SOURCE
30 points by takinola on Oct 30, 2018 | hide | past | favorite | 40 comments
I'll start with mine. I built an add-on for an ecommerce platform that lets shops add a delivery date picker to their checkout flow. Given a choice, I will never again build an app that involves calendars as I never anticipated just how complex and mind-bending dealing with time can be.



I worked with storage arrays at a service firm. The storage arrays backed up to the cloud. They had an onboard proprietary GUI, where if you checked a single box, it would use HTTPS instead of HTTP when transmitting to S3 (no idea why S3 even allows HTTP to start with).

They refused to roll this out (HTTPS) across the 4-5 servers of this brand we managed.

Something just broke in their brain, because I was coming at it from a security angle, they thought “this must be a waste of time / I am a power-hungry sysadmin resistant to change”. I still think about it to this day, and will get anxiety every now and then suggesting a mildly taxing security fix, because if ppl can say no to HTTPS checkboxes will they agree to anything?


If this is the biggest issue you've encountered, consider yourself lucky.

Why didn't you just roll it out yourself? I would've just checked the boxes and moved on to something else.


Joined a company as a very early employee. The company became successful (200+ employees, mid 8 figures revenues), but founders just won't sell it: instead of humbly admitting the luck we had (it's always about luck, I was in the front row seat the whole time so I can definitely and objectively state it) and take risk off the table, they are doubling down trying to make it much bigger (targeting mid 9 figures revenues, and they just took a HUGE investment round with a stellar valuation, which essentially prices us at beyond-perfect execution, so it's significantly risky). In the meantime, I am completely burned out and would just like to put an end to this adventure which lasted 5+ years, but I can't.

I can't leave due to my stock options otherwise expiring (standard 90 days window), and I don't want to put the liquidity necessary to exercise them and leave, too risky due to the appreciation of those shares, nor I want to take out a loan or stuff like esofund which will eat into 50% of my profits, and would still leave me with a taxable event if the company went belly up and the loan was forgiven. So, I'm a typical example of "golden handcuffed".

So, my "never again": never again work for founders who are already rich and are not looking for a reasonably early exit in case of success. My fault for not checking during the interview process, but I was young and naive.

If the founders were not already extremely affluent, I could assure you they would have already sold the company by now (probably at the 2-3 years mark), very likely realizing low 8 figures profits for themselves (and low 7 figures profits for me), whereas they are now shooting for high 8/low 9 figures for themselves, "hurting" me by exposing me to insane time cost opportunity, and also making the whole thing much riskier since as you grow your acquirer pool shrinks dramatically.

INFORMATION GIVEN
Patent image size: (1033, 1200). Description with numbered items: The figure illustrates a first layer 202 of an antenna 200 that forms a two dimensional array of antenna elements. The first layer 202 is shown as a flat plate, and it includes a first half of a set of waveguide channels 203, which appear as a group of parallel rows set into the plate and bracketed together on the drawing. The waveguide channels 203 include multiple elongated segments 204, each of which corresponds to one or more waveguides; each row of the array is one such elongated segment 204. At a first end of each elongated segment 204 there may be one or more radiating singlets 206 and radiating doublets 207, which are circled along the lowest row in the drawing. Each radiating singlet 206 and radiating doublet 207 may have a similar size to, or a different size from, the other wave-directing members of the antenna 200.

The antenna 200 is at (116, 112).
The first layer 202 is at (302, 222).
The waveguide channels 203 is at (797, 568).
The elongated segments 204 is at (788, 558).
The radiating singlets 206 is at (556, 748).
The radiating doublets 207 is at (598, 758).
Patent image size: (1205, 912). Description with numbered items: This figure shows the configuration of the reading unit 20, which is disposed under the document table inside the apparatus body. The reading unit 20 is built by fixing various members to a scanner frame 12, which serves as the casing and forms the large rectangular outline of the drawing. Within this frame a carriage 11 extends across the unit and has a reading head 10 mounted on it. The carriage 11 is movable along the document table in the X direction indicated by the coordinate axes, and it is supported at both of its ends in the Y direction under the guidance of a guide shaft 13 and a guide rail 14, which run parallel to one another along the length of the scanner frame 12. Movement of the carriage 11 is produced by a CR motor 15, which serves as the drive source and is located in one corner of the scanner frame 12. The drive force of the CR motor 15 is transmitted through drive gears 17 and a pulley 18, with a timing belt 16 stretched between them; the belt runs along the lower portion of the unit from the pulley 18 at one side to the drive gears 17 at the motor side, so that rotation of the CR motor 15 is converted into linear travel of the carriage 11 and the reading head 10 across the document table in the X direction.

ACTIONS TO TAKE
• A. Answer these from the discussion thread:
(i) What does the add-on built by the first poster let shops add to their checkout flow?
(ii) How many servers of that storage brand did the storage-array commenter's firm manage?
(iii) How long is the standard window before the stock options expire?
• B. Lay out the rows from the start of the rows up to and including the line with "The radiating doublets 207 is at (598, 758)." as a two-column CSV with columns named description and locations. Give one row per request: the request text and its answer, each in one quoted field, with line breaks turned into spaces.

RESPONSES TO THE TASKS
• A.
(i) A delivery date picker.
(ii) 4-5 servers.
(iii) 90 days.

• B.
description,locations
"Patent image size: (1033, 1200). Description with numbered items: The figure illustrates a first layer 202 of an antenna 200 that forms a two dimensional array of antenna elements. The first layer 202 is shown as a flat plate, and it includes a first half of a set of waveguide channels 203, which appear as a group of parallel rows set into the plate and bracketed together on the drawing. The waveguide channels 203 include multiple elongated segments 204, each of which corresponds to one or more waveguides; each row of the array is one such elongated segment 204. At a first end of each elongated segment 204 there may be one or more radiating singlets 206 and radiating doublets 207, which are circled along the lowest row in the drawing. Each radiating singlet 206 and radiating doublet 207 may have a similar size to, or a different size from, the other wave-directing members of the antenna 200.","The antenna 200 is at (116, 112). The first layer 202 is at (302, 222). The waveguide channels 203 is at (797, 568). The elongated segments 204 is at (788, 558). The radiating singlets 206 is at (556, 748). The radiating doublets 207 is at (598, 758)."